- _WHAT THE TASK ASKS_:
The listing below is to be output in its exact form.

★ ★ ★ ★ ★ ★ ★

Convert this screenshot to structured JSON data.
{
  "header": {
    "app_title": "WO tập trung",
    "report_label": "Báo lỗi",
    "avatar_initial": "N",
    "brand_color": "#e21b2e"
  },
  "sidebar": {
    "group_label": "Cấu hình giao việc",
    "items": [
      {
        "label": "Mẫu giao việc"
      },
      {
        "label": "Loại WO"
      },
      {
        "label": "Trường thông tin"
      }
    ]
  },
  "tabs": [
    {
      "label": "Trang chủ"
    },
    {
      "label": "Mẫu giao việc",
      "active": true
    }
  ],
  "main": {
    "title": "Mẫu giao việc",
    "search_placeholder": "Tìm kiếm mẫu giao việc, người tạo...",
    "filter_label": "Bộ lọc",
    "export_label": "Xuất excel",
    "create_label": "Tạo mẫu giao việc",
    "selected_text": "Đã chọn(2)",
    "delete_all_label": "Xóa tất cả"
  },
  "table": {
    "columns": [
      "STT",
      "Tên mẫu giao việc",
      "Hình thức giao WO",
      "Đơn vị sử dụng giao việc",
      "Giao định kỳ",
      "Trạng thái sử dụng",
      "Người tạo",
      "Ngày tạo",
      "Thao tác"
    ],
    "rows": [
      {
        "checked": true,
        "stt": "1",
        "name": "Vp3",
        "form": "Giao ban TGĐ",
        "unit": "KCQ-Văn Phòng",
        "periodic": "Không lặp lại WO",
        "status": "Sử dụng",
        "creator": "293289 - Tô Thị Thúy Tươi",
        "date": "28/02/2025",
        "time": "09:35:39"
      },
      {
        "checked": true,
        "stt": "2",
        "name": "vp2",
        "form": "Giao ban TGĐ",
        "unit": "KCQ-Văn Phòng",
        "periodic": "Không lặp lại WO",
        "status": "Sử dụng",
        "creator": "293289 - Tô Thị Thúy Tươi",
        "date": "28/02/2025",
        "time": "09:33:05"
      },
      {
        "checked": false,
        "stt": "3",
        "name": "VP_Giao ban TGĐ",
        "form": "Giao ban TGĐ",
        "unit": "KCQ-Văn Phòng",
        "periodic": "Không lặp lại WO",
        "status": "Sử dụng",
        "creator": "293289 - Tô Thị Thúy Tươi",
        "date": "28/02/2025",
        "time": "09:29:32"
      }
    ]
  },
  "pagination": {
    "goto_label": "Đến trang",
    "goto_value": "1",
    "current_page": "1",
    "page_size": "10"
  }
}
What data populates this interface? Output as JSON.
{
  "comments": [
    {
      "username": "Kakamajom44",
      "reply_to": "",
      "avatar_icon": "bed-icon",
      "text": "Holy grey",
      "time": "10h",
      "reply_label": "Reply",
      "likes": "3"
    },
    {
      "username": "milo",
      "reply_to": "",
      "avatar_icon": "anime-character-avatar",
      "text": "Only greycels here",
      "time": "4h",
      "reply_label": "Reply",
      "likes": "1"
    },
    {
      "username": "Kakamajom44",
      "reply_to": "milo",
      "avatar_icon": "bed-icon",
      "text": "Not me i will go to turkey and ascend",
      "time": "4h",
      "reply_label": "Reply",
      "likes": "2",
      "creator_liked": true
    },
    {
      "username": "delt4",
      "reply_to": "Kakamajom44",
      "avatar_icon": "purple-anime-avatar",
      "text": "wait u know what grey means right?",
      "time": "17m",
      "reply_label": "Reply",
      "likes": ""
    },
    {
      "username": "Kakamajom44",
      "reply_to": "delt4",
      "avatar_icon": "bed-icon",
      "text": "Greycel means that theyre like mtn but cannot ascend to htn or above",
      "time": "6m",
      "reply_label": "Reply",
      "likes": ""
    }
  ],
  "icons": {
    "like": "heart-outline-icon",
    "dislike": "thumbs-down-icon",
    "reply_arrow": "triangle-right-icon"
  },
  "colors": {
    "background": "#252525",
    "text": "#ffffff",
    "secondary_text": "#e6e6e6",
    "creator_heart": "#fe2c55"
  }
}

★ ★ ★ ★ ★ ★ ★

- _RESPONSE_:
Convert this screenshot to structured JSON data.
{
  "header": {
    "app_title": "WO tập trung",
    "report_label": "Báo lỗi",
    "avatar_initial": "N",
    "brand_color": "#e21b2e"
  },
  "sidebar": {
    "group_label": "Cấu hình giao việc",
    "items": [
      {
        "label": "Mẫu giao việc"
      },
      {
        "label": "Loại WO"
      },
      {
        "label": "Trường thông tin"
      }
    ]
  },
  "tabs": [
    {
      "label": "Trang chủ"
    },
    {
      "label": "Mẫu giao việc",
      "active": true
    }
  ],
  "main": {
    "title": "Mẫu giao việc",
    "search_placeholder": "Tìm kiếm mẫu giao việc, người tạo...",
    "filter_label": "Bộ lọc",
    "export_label": "Xuất excel",
    "create_label": "Tạo mẫu giao việc",
    "selected_text": "Đã chọn(2)",
    "delete_all_label": "Xóa tất cả"
  },
  "table": {
    "columns": [
      "STT",
      "Tên mẫu giao việc",
      "Hình thức giao WO",
      "Đơn vị sử dụng giao việc",
      "Giao định kỳ",
      "Trạng thái sử dụng",
      "Người tạo",
      "Ngày tạo",
      "Thao tác"
    ],
    "rows": [
      {
        "checked": true,
        "stt": "1",
        "name": "Vp3",
        "form": "Giao ban TGĐ",
        "unit": "KCQ-Văn Phòng",
        "periodic": "Không lặp lại WO",
        "status": "Sử dụng",
        "creator": "293289 - Tô Thị Thúy Tươi",
        "date": "28/02/2025",
        "time": "09:35:39"
      },
      {
        "checked": true,
        "stt": "2",
        "name": "vp2",
        "form": "Giao ban TGĐ",
        "unit": "KCQ-Văn Phòng",
        "periodic": "Không lặp lại WO",
        "status": "Sử dụng",
        "creator": "293289 - Tô Thị Thúy Tươi",
        "date": "28/02/2025",
        "time": "09:33:05"
      },
      {
        "checked": false,
        "stt": "3",
        "name": "VP_Giao ban TGĐ",
        "form": "Giao ban TGĐ",
        "unit": "KCQ-Văn Phòng",
        "periodic": "Không lặp lại WO",
        "status": "Sử dụng",
        "creator": "293289 - Tô Thị Thúy Tươi",
        "date": "28/02/2025",
        "time": "09:29:32"
      }
    ]
  },
  "pagination": {
    "goto_label": "Đến trang",
    "goto_value": "1",
    "current_page": "1",
    "page_size": "10"
  }
}
What data populates this interface? Output as JSON.
{
  "comments": [
    {
      "username": "Kakamajom44",
      "reply_to": "",
      "avatar_icon": "bed-icon",
      "text": "Holy grey",
      "time": "10h",
      "reply_label": "Reply",
      "likes": "3"
    },
    {
      "username": "milo",
      "reply_to": "",
      "avatar_icon": "anime-character-avatar",
      "text": "Only greycels here",
      "time": "4h",
      "reply_label": "Reply",
      "likes": "1"
    },
    {
      "username": "Kakamajom44",
      "reply_to": "milo",
      "avatar_icon": "bed-icon",
      "text": "Not me i will go to turkey and ascend",
      "time": "4h",
      "reply_label": "Reply",
      "likes": "2",
      "creator_liked": true
    },
    {
      "username": "delt4",
      "reply_to": "Kakamajom44",
      "avatar_icon": "purple-anime-avatar",
      "text": "wait u know what grey means right?",
      "time": "17m",
      "reply_label": "Reply",
      "likes": ""
    },
    {
      "username": "Kakamajom44",
      "reply_to": "delt4",
      "avatar_icon": "bed-icon",
      "text": "Greycel means that theyre like mtn but cannot ascend to htn or above",
      "time": "6m",
      "reply_label": "Reply",
      "likes": ""
    }
  ],
  "icons": {
    "like": "heart-outline-icon",
    "dislike": "thumbs-down-icon",
    "reply_arrow": "triangle-right-icon"
  },
  "colors": {
    "background": "#252525",
    "text": "#ffffff",
    "secondary_text": "#e6e6e6",
    "creator_heart": "#fe2c55"
  }
}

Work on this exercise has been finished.